=== Your instructions ===
Every record below is to be retyped exactly.
►
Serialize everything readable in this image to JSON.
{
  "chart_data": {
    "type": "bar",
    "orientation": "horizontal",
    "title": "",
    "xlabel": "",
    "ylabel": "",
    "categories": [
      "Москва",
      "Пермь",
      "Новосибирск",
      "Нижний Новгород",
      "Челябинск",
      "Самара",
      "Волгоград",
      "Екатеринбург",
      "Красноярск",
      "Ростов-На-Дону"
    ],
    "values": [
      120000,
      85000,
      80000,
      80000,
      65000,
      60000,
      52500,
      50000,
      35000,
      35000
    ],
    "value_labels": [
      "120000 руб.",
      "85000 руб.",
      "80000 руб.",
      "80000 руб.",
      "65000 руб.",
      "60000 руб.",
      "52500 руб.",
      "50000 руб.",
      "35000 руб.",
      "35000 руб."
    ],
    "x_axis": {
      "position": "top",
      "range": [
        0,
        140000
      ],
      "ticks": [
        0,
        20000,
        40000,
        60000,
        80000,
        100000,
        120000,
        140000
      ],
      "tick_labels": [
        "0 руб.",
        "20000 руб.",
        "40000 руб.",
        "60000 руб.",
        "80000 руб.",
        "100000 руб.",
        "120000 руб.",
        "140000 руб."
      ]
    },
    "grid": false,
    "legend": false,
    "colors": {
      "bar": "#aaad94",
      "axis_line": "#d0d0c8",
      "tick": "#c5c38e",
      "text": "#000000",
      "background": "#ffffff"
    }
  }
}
◄
=== Correct result ===
Serialize everything readable in this image to JSON.
{
  "chart_data": {
    "type": "bar",
    "orientation": "horizontal",
    "title": "",
    "xlabel": "",
    "ylabel": "",
    "categories": [
      "Москва",
      "Пермь",
      "Новосибирск",
      "Нижний Новгород",
      "Челябинск",
      "Самара",
      "Волгоград",
      "Екатеринбург",
      "Красноярск",
      "Ростов-На-Дону"
    ],
    "values": [
      120000,
      85000,
      80000,
      80000,
      65000,
      60000,
      52500,
      50000,
      35000,
      35000
    ],
    "value_labels": [
      "120000 руб.",
      "85000 руб.",
      "80000 руб.",
      "80000 руб.",
      "65000 руб.",
      "60000 руб.",
      "52500 руб.",
      "50000 руб.",
      "35000 руб.",
      "35000 руб."
    ],
    "x_axis": {
      "position": "top",
      "range": [
        0,
        140000
      ],
      "ticks": [
        0,
        20000,
        40000,
        60000,
        80000,
        100000,
        120000,
        140000
      ],
      "tick_labels": [
        "0 руб.",
        "20000 руб.",
        "40000 руб.",
        "60000 руб.",
        "80000 руб.",
        "100000 руб.",
        "120000 руб.",
        "140000 руб."
      ]
    },
    "grid": false,
    "legend": false,
    "colors": {
      "bar": "#aaad94",
      "axis_line": "#d0d0c8",
      "tick": "#c5c38e",
      "text": "#000000",
      "background": "#ffffff"
    }
  }
}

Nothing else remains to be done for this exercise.